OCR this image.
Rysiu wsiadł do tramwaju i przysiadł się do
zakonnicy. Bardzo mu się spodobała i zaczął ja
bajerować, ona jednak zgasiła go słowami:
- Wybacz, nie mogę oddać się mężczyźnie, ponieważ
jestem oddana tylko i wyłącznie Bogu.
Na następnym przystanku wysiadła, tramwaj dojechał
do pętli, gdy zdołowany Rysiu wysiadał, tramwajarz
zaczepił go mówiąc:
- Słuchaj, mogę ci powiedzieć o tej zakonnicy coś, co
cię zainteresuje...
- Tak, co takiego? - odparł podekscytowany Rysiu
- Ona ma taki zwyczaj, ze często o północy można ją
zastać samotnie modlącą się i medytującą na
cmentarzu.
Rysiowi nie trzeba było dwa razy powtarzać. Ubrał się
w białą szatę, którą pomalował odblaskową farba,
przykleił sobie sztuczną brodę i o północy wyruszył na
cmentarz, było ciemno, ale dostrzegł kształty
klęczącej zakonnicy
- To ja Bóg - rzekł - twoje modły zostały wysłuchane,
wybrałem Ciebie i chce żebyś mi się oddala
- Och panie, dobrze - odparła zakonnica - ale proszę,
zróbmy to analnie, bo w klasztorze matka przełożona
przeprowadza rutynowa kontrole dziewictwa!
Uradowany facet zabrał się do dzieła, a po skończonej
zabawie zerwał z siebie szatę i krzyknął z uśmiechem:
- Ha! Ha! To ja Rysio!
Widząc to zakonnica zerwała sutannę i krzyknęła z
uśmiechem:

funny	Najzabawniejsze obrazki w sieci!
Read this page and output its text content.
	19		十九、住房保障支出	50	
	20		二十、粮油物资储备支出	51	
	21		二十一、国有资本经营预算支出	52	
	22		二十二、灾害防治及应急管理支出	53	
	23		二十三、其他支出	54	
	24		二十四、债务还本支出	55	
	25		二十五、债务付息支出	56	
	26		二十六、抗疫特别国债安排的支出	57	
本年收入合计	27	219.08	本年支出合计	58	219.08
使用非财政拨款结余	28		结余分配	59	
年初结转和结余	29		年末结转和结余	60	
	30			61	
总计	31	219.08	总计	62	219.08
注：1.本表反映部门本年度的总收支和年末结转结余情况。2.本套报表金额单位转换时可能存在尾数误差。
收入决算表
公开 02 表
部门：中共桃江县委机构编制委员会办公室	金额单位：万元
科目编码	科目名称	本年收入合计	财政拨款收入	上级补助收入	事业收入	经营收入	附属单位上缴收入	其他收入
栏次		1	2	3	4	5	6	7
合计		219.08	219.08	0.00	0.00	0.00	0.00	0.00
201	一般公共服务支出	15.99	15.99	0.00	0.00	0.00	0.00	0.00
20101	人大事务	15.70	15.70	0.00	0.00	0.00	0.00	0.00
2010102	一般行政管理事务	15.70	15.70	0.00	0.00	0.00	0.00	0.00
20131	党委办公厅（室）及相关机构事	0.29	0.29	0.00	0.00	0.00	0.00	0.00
------------------------------------------------
> **Stated problem**: Which lines of the data include "Rysiu"? Copy each of them.

> **Solution**:
Rysiu wsiadł do tramwaju i przysiadł się do
do pętli, gdy zdołowany Rysiu wysiadał, tramwajarz
- Tak, co takiego? - odparł podekscytowany Rysiu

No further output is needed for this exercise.